### EXTRAIT DU DOCUMENT
==================================================

Pitch : En 1930, un jeune romancier, auteur d’un récit fantastique que personne ne souhaite publier, est expulsé de son domicile faute de pouvoir payer son loyer. Livré à lui-même, sans le sou, il parvient néanmoins à se réfugier dans les souterrains d’une banque désaffectée grâce à l’aide d’une ancienne connaissance. C’est alors qu’il devient le témoin d’une étrange confrérie s’abandonnant, sans vergogne, à des orgies culinaires et lubriques...
Ovationné par la Licorne d’Or et le Prix du Meilleur Scénario au Festival du Film Fantastique de Paris au Rex, récompensé du Grand Prix à Trieste, La Nuit de la Métamorphose est un OVNI rare et précieux, parvenant sans esbroufe ni fioriture à rendre crédible un argument fantastique inusité : celui d’une ligue de rats parvenant à adopter une apparence humaine, dans un contexte de crise sociale, pour mieux nous asservir après nous avoir poussés au chômage et à la famine. Derrière l’alibi de cette menace animale d’un genre nouveau, se profile une allégorie féroce sur la cupidité bureaucratique et les régimes fascisants, à l’aube du nazisme d’Hitler (l’action se situe en 1930).

==================================================

### ÉLÉMENTS
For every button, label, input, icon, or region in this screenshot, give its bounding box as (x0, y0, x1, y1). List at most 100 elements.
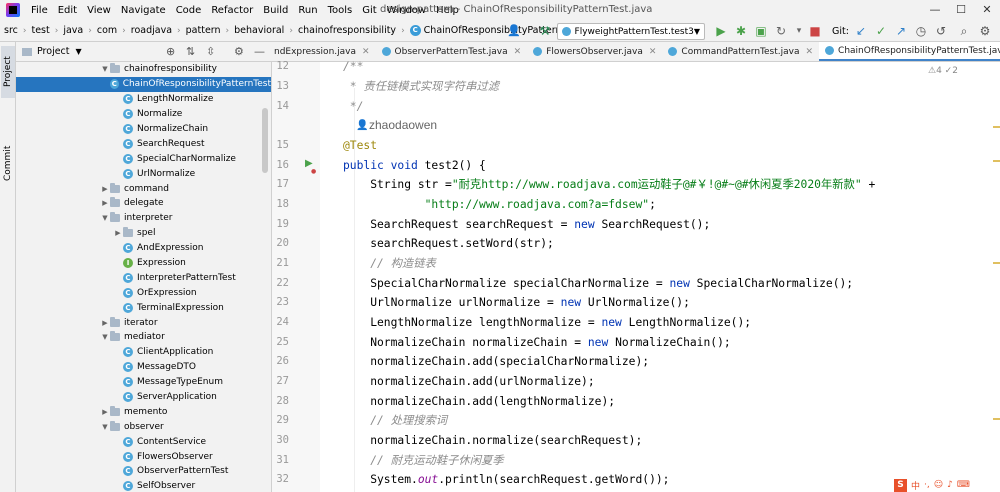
tree-item-memento[interactable]: ▶ memento (16, 404, 271, 419)
breadcrumb-src[interactable]: src (3, 25, 19, 36)
menu-file[interactable]: File (31, 5, 48, 16)
menu-view[interactable]: View (87, 5, 111, 16)
tree-item-lengthnormalize[interactable]: C LengthNormalize (16, 92, 271, 107)
chevron-down-icon[interactable]: ▼ (100, 214, 110, 222)
tree-item-clientapplication[interactable]: C ClientApplication (16, 345, 271, 360)
chevron-right-icon[interactable]: ▶ (100, 408, 110, 416)
breadcrumb-behavioral[interactable]: behavioral (233, 25, 285, 36)
target-icon[interactable]: ⊕ (166, 45, 175, 58)
tree-item-observer[interactable]: ▼ observer (16, 419, 271, 434)
chevron-down-icon[interactable]: ▼ (100, 333, 110, 341)
scroll-marker[interactable] (993, 418, 1000, 420)
coverage-icon[interactable]: ▣ (752, 22, 770, 40)
scroll-marker[interactable] (993, 126, 1000, 128)
tree-item-messagetypeenum[interactable]: C MessageTypeEnum (16, 375, 271, 390)
chevron-down-icon[interactable]: ▼ (100, 423, 110, 431)
tab-flowersobserver[interactable]: FlowersObserver.java ✕ (527, 42, 662, 61)
hide-panel-icon[interactable]: — (254, 45, 265, 58)
scroll-marker[interactable] (993, 262, 1000, 264)
breadcrumb-chainofresponsibility[interactable]: chainofresponsibility (297, 25, 397, 36)
settings-icon[interactable]: ⚙ (976, 22, 994, 40)
tree-item-spel[interactable]: ▶ spel (16, 226, 271, 241)
gear-icon[interactable]: ⚙ (234, 45, 244, 58)
breadcrumb-roadjava[interactable]: roadjava (130, 25, 173, 36)
rollback-icon[interactable]: ↺ (932, 22, 950, 40)
run-configuration-select[interactable]: FlyweightPatternTest.test3 ▼ (557, 23, 705, 40)
git-push-icon[interactable]: ↗ (892, 22, 910, 40)
close-tab-icon[interactable]: ✕ (514, 47, 522, 57)
menu-build[interactable]: Build (263, 5, 288, 16)
tree-item-messagedto[interactable]: C MessageDTO (16, 360, 271, 375)
search-icon[interactable]: ⌕ (955, 22, 973, 40)
chevron-down-icon[interactable]: ▼ (100, 65, 110, 73)
tree-item-orexpression[interactable]: C OrExpression (16, 285, 271, 300)
breadcrumb-pattern[interactable]: pattern (185, 25, 222, 36)
close-icon[interactable]: ✕ (974, 0, 1000, 20)
tab-commit-toolwindow[interactable]: Commit (1, 140, 15, 186)
tree-item-searchrequest[interactable]: C SearchRequest (16, 136, 271, 151)
git-commit-icon[interactable]: ✓ (872, 22, 890, 40)
chevron-right-icon[interactable]: ▶ (100, 185, 110, 193)
tree-item-urlnormalize[interactable]: C UrlNormalize (16, 166, 271, 181)
tree-item-terminalexpression[interactable]: C TerminalExpression (16, 300, 271, 315)
chevron-right-icon[interactable]: ▶ (100, 319, 110, 327)
menu-tools[interactable]: Tools (328, 5, 353, 16)
chevron-right-icon[interactable]: ▶ (100, 199, 110, 207)
breadcrumb-com[interactable]: com (96, 25, 118, 36)
maximize-icon[interactable]: ☐ (948, 0, 974, 20)
tree-item-chainofresponsibilitypatterntest[interactable]: C ChainOfResponsibilityPatternTest (16, 76, 271, 92)
tree-item-delegate[interactable]: ▶ delegate (16, 196, 271, 211)
close-tab-icon[interactable]: ✕ (362, 47, 370, 57)
build-hammer-icon[interactable]: ⚒ (536, 22, 554, 40)
minimize-icon[interactable]: — (922, 0, 948, 20)
tree-item-specialcharnormalize[interactable]: C SpecialCharNormalize (16, 151, 271, 166)
tree-item-mediator[interactable]: ▼ mediator (16, 330, 271, 345)
tab-chainofresponsibilitypatterntest[interactable]: ChainOfResponsibilityPatternTest.java✕ (819, 42, 1000, 61)
tree-item-expression[interactable]: I Expression (16, 256, 271, 271)
tab-project-toolwindow[interactable]: Project (1, 46, 15, 98)
chevron-right-icon[interactable]: ▶ (113, 229, 123, 237)
debug-icon[interactable]: ✱ (732, 22, 750, 40)
inspection-widget[interactable]: ⚠4 ✓2 (928, 66, 958, 76)
tree-item-selfobserver[interactable]: C SelfObserver (16, 479, 271, 492)
code-author-hint[interactable]: zhaodaowen (369, 118, 437, 132)
project-panel-title[interactable]: Project (37, 46, 70, 57)
menu-navigate[interactable]: Navigate (121, 5, 166, 16)
tree-item-chainofresponsibility[interactable]: ▼ chainofresponsibility (16, 62, 271, 77)
tree-item-observerpatterntest[interactable]: C ObserverPatternTest (16, 464, 271, 479)
profile-icon[interactable]: ↻ (772, 22, 790, 40)
tab-observerpatterntest[interactable]: ObserverPatternTest.java ✕ (376, 42, 528, 61)
tree-item-interpreter[interactable]: ▼ interpreter (16, 211, 271, 226)
tree-item-interpreterpatterntest[interactable]: C InterpreterPatternTest (16, 270, 271, 285)
menu-git[interactable]: Git (362, 5, 376, 16)
tree-item-andexpression[interactable]: C AndExpression (16, 241, 271, 256)
scroll-marker[interactable] (993, 160, 1000, 162)
stop-icon[interactable]: ■ (806, 22, 824, 40)
tree-item-normalize[interactable]: C Normalize (16, 107, 271, 122)
menu-refactor[interactable]: Refactor (211, 5, 253, 16)
breadcrumb-java[interactable]: java (62, 25, 84, 36)
tab-commandpatterntest[interactable]: CommandPatternTest.java ✕ (662, 42, 819, 61)
tree-item-serverapplication[interactable]: C ServerApplication (16, 390, 271, 405)
history-icon[interactable]: ◷ (912, 22, 930, 40)
menu-run[interactable]: Run (298, 5, 317, 16)
breadcrumb-test[interactable]: test (30, 25, 50, 36)
run-icon[interactable]: ▶ (712, 22, 730, 40)
chevron-down-icon[interactable]: ▼ (76, 47, 82, 56)
user-icon[interactable]: 👤 (505, 22, 523, 40)
ime-toolbar[interactable]: S 中 ·, ☺ ♪ ⌨ (894, 478, 1000, 492)
project-tree-scrollbar[interactable] (262, 108, 268, 173)
tree-item-iterator[interactable]: ▶ iterator (16, 315, 271, 330)
expand-icon[interactable]: ⇳ (206, 45, 215, 58)
collapse-all-icon[interactable]: ⇅ (186, 45, 195, 58)
breadcrumb-class[interactable]: C ChainOfResponsibilityPatternTest (409, 25, 582, 36)
menu-code[interactable]: Code (176, 5, 202, 16)
close-tab-icon[interactable]: ✕ (805, 47, 813, 57)
tree-item-contentservice[interactable]: C ContentService (16, 434, 271, 449)
menu-edit[interactable]: Edit (58, 5, 77, 16)
close-tab-icon[interactable]: ✕ (649, 47, 657, 57)
tree-item-command[interactable]: ▶ command (16, 181, 271, 196)
tree-item-flowersobserver[interactable]: C FlowersObserver (16, 449, 271, 464)
git-update-icon[interactable]: ↙ (852, 22, 870, 40)
tree-item-normalizechain[interactable]: C NormalizeChain (16, 122, 271, 137)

==================================================

Extrayez le texte sur le film La Nuit de la Métamorphose et recopiez-le en entier, sans la moindre modification.

Pitch : En 1930, un jeune romancier, auteur d’un récit fantastique que personne ne souhaite publier, est expulsé de son domicile faute de pouvoir payer son loyer. Livré à lui-même, sans le sou, il parvient néanmoins à se réfugier dans les souterrains d’une banque désaffectée grâce à l’aide d’une ancienne connaissance. C’est alors qu’il devient le témoin d’une étrange confrérie s’abandonnant, sans vergogne, à des orgies culinaires et lubriques...
Ovationné par la Licorne d’Or et le Prix du Meilleur Scénario au Festival du Film Fantastique de Paris au Rex, récompensé du Grand Prix à Trieste, La Nuit de la Métamorphose est un OVNI rare et précieux, parvenant sans esbroufe ni fioriture à rendre crédible un argument fantastique inusité : celui d’une ligue de rats parvenant à adopter une apparence humaine, dans un contexte de crise sociale, pour mieux nous asservir après nous avoir poussés au chômage et à la famine. Derrière l’alibi de cette menace animale d’un genre nouveau, se profile une allégorie féroce sur la cupidité bureaucratique et les régimes fascisants, à l’aube du nazisme d’Hitler (l’action se situe en 1930).